═════ Supplied information

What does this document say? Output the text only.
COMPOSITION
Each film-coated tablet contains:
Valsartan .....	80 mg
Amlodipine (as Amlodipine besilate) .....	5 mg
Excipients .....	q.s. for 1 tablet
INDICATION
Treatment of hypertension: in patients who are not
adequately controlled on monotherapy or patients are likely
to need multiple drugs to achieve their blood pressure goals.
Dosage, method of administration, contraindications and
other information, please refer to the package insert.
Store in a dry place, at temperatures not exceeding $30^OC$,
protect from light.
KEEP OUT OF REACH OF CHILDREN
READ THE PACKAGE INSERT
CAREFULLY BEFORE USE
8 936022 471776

══════════

▶ Problem
Pull every line holding "tablet" out of the records.

▶ Reply to the exercise
Each film-coated tablet contains:
Excipients .....	q.s. for 1 tablet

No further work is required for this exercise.